Items from a dataset:
-- -- --

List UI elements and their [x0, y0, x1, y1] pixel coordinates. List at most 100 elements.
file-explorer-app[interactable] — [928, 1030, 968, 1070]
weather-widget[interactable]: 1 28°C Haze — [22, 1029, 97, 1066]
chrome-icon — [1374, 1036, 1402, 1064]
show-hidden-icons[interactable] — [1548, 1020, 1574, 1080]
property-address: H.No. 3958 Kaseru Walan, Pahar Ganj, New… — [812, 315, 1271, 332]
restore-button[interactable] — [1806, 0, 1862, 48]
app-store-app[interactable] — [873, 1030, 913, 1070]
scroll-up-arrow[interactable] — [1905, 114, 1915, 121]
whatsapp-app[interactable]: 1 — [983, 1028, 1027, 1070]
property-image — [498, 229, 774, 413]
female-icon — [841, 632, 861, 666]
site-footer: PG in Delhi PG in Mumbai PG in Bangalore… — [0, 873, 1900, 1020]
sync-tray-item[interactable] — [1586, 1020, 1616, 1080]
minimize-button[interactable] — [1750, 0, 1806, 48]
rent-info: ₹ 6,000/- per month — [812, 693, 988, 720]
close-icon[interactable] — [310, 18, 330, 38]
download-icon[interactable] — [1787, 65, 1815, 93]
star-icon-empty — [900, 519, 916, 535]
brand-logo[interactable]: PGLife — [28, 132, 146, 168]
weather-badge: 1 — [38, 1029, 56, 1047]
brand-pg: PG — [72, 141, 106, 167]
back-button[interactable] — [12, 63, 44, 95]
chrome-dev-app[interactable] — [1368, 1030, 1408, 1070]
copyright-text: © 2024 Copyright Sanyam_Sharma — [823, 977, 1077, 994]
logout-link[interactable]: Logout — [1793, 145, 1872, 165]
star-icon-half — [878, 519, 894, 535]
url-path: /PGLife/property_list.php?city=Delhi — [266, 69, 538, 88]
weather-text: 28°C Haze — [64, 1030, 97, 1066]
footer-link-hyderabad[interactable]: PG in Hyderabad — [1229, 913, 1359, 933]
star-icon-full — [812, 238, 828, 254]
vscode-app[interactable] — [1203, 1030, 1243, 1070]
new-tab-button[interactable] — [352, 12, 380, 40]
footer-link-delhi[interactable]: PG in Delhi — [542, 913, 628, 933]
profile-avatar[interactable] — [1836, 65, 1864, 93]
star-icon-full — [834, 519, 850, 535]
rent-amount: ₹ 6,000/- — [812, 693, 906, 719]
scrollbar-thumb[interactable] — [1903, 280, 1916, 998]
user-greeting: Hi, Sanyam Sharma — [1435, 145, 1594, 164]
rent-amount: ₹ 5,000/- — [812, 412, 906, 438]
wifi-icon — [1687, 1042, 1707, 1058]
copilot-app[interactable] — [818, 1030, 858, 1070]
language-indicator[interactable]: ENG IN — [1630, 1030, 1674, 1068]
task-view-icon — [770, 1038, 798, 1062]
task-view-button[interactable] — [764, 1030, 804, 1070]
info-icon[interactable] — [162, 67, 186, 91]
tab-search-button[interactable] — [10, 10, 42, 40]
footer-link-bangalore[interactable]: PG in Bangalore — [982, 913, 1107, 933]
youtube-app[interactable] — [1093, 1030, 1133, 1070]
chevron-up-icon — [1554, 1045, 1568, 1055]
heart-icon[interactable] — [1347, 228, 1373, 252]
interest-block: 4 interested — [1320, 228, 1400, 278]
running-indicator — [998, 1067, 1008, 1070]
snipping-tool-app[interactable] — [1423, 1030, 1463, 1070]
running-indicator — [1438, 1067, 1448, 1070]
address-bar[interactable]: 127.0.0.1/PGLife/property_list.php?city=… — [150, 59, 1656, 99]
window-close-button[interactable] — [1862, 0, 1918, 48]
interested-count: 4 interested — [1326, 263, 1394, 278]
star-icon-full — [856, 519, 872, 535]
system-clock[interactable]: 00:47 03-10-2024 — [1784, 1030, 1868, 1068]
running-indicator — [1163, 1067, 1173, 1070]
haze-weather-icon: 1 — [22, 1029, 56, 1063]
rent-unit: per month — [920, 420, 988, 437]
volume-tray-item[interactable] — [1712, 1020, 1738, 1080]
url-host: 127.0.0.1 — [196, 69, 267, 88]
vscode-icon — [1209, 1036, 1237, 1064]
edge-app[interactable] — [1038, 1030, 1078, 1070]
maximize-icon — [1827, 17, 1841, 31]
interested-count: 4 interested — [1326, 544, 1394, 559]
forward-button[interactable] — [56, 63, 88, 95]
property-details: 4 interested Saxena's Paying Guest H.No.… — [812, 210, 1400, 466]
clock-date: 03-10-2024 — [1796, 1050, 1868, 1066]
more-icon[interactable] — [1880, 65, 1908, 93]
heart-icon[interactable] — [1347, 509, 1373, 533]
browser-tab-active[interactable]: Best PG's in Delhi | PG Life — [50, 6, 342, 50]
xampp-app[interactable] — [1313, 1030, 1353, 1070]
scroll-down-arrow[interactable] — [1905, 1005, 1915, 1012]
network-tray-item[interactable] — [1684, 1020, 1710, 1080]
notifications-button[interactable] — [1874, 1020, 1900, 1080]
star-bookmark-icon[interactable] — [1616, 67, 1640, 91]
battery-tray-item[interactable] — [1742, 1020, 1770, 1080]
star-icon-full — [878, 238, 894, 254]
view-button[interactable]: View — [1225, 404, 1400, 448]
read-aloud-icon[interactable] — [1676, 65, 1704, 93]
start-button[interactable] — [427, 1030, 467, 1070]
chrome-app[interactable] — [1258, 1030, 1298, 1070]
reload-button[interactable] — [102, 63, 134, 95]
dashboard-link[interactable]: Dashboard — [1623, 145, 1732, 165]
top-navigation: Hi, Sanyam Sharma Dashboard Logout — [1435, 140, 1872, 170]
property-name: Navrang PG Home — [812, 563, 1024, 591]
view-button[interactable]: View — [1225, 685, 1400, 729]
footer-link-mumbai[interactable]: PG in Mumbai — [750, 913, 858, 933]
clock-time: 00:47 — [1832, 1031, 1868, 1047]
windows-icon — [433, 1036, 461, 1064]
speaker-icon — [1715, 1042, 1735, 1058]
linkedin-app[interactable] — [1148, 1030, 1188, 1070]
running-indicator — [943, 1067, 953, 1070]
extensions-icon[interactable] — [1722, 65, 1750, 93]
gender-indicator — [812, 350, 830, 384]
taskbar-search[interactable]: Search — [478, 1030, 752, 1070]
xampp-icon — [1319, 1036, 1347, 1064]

-- -- --

SHORT TASK => Write out the records word for word, starting at their very first line and ending with the line that contains "close-icon[interactable] — [310, 18, 330, 38]", including that line.

WORKED ANSWER =>
List UI elements and their [x0, y0, x1, y1] pixel coordinates. List at most 100 elements.
file-explorer-app[interactable] — [928, 1030, 968, 1070]
weather-widget[interactable]: 1 28°C Haze — [22, 1029, 97, 1066]
chrome-icon — [1374, 1036, 1402, 1064]
show-hidden-icons[interactable] — [1548, 1020, 1574, 1080]
property-address: H.No. 3958 Kaseru Walan, Pahar Ganj, New… — [812, 315, 1271, 332]
restore-button[interactable] — [1806, 0, 1862, 48]
app-store-app[interactable] — [873, 1030, 913, 1070]
scroll-up-arrow[interactable] — [1905, 114, 1915, 121]
whatsapp-app[interactable]: 1 — [983, 1028, 1027, 1070]
property-image — [498, 229, 774, 413]
female-icon — [841, 632, 861, 666]
site-footer: PG in Delhi PG in Mumbai PG in Bangalore… — [0, 873, 1900, 1020]
sync-tray-item[interactable] — [1586, 1020, 1616, 1080]
minimize-button[interactable] — [1750, 0, 1806, 48]
rent-info: ₹ 6,000/- per month — [812, 693, 988, 720]
close-icon[interactable] — [310, 18, 330, 38]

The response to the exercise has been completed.